-------- RECORD LIST
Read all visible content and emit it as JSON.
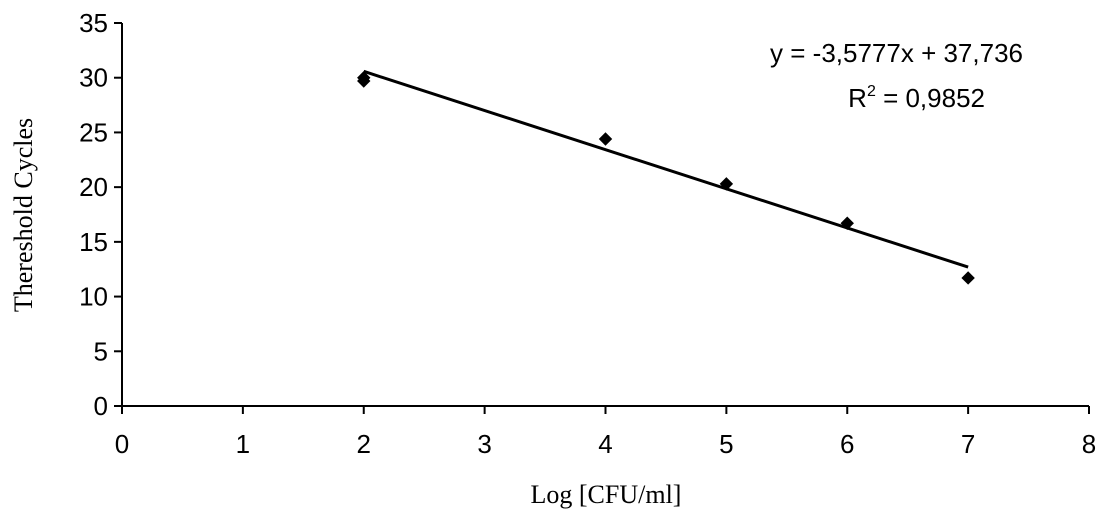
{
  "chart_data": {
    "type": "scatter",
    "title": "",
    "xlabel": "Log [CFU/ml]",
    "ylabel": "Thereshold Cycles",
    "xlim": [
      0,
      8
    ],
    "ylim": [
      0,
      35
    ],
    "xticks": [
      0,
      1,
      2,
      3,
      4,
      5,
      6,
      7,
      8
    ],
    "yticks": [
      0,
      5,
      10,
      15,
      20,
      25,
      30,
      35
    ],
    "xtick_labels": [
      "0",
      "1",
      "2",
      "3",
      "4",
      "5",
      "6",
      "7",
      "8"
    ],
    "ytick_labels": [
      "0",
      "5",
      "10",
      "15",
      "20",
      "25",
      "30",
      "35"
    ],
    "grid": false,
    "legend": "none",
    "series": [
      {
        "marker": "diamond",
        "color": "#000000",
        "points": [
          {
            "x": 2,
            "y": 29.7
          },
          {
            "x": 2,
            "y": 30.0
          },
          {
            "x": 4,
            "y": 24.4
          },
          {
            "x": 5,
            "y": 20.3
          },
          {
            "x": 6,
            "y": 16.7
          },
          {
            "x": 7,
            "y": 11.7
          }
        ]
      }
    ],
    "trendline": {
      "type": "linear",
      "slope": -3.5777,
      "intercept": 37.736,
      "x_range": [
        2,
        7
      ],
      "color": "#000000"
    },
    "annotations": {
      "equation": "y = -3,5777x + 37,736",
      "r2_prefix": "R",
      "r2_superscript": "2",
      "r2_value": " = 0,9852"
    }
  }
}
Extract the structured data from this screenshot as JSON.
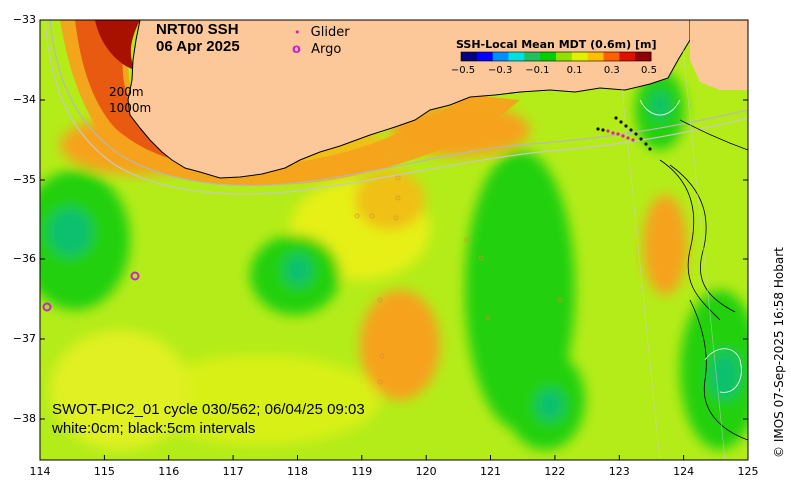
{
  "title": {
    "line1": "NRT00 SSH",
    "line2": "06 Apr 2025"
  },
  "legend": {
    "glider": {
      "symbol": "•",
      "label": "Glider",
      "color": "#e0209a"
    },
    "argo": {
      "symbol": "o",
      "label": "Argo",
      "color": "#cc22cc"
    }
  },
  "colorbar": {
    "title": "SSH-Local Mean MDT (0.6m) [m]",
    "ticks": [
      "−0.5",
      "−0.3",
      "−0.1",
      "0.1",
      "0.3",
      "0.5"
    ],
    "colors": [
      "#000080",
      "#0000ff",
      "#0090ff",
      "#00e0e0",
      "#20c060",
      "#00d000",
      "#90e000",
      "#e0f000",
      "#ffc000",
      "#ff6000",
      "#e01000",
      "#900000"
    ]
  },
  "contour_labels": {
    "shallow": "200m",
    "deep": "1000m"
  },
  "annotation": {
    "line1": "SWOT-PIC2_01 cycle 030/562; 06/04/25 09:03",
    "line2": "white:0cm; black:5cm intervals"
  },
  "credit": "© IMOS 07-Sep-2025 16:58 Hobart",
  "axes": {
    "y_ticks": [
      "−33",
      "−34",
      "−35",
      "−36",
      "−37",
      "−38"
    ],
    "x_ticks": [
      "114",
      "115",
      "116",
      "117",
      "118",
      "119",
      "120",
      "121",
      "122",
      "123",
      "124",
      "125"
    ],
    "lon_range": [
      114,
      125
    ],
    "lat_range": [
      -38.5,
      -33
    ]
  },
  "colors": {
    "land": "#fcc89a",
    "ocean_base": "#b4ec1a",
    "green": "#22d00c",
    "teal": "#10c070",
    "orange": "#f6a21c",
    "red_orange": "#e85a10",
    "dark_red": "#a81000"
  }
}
----------------
### INSTRUCTION
Write out the records above exactly as they stand, leaving out every picture.

### WRITTEN RESPONSE
Read all visible content and emit it as JSON.
{
  "chart_data": {
    "type": "scatter",
    "title": "",
    "xlabel": "Log [CFU/ml]",
    "ylabel": "Thereshold Cycles",
    "xlim": [
      0,
      8
    ],
    "ylim": [
      0,
      35
    ],
    "xticks": [
      0,
      1,
      2,
      3,
      4,
      5,
      6,
      7,
      8
    ],
    "yticks": [
      0,
      5,
      10,
      15,
      20,
      25,
      30,
      35
    ],
    "xtick_labels": [
      "0",
      "1",
      "2",
      "3",
      "4",
      "5",
      "6",
      "7",
      "8"
    ],
    "ytick_labels": [
      "0",
      "5",
      "10",
      "15",
      "20",
      "25",
      "30",
      "35"
    ],
    "grid": false,
    "legend": "none",
    "series": [
      {
        "marker": "diamond",
        "color": "#000000",
        "points": [
          {
            "x": 2,
            "y": 29.7
          },
          {
            "x": 2,
            "y": 30.0
          },
          {
            "x": 4,
            "y": 24.4
          },
          {
            "x": 5,
            "y": 20.3
          },
          {
            "x": 6,
            "y": 16.7
          },
          {
            "x": 7,
            "y": 11.7
          }
        ]
      }
    ],
    "trendline": {
      "type": "linear",
      "slope": -3.5777,
      "intercept": 37.736,
      "x_range": [
        2,
        7
      ],
      "color": "#000000"
    },
    "annotations": {
      "equation": "y = -3,5777x + 37,736",
      "r2_prefix": "R",
      "r2_superscript": "2",
      "r2_value": " = 0,9852"
    }
  }
}
Extract the structured data from this screenshot as JSON.
{
  "title": {
    "line1": "NRT00 SSH",
    "line2": "06 Apr 2025"
  },
  "legend": {
    "glider": {
      "symbol": "•",
      "label": "Glider",
      "color": "#e0209a"
    },
    "argo": {
      "symbol": "o",
      "label": "Argo",
      "color": "#cc22cc"
    }
  },
  "colorbar": {
    "title": "SSH-Local Mean MDT (0.6m) [m]",
    "ticks": [
      "−0.5",
      "−0.3",
      "−0.1",
      "0.1",
      "0.3",
      "0.5"
    ],
    "colors": [
      "#000080",
      "#0000ff",
      "#0090ff",
      "#00e0e0",
      "#20c060",
      "#00d000",
      "#90e000",
      "#e0f000",
      "#ffc000",
      "#ff6000",
      "#e01000",
      "#900000"
    ]
  },
  "contour_labels": {
    "shallow": "200m",
    "deep": "1000m"
  },
  "annotation": {
    "line1": "SWOT-PIC2_01 cycle 030/562; 06/04/25 09:03",
    "line2": "white:0cm; black:5cm intervals"
  },
  "credit": "© IMOS 07-Sep-2025 16:58 Hobart",
  "axes": {
    "y_ticks": [
      "−33",
      "−34",
      "−35",
      "−36",
      "−37",
      "−38"
    ],
    "x_ticks": [
      "114",
      "115",
      "116",
      "117",
      "118",
      "119",
      "120",
      "121",
      "122",
      "123",
      "124",
      "125"
    ],
    "lon_range": [
      114,
      125
    ],
    "lat_range": [
      -38.5,
      -33
    ]
  },
  "colors": {
    "land": "#fcc89a",
    "ocean_base": "#b4ec1a",
    "green": "#22d00c",
    "teal": "#10c070",
    "orange": "#f6a21c",
    "red_orange": "#e85a10",
    "dark_red": "#a81000"
  }
}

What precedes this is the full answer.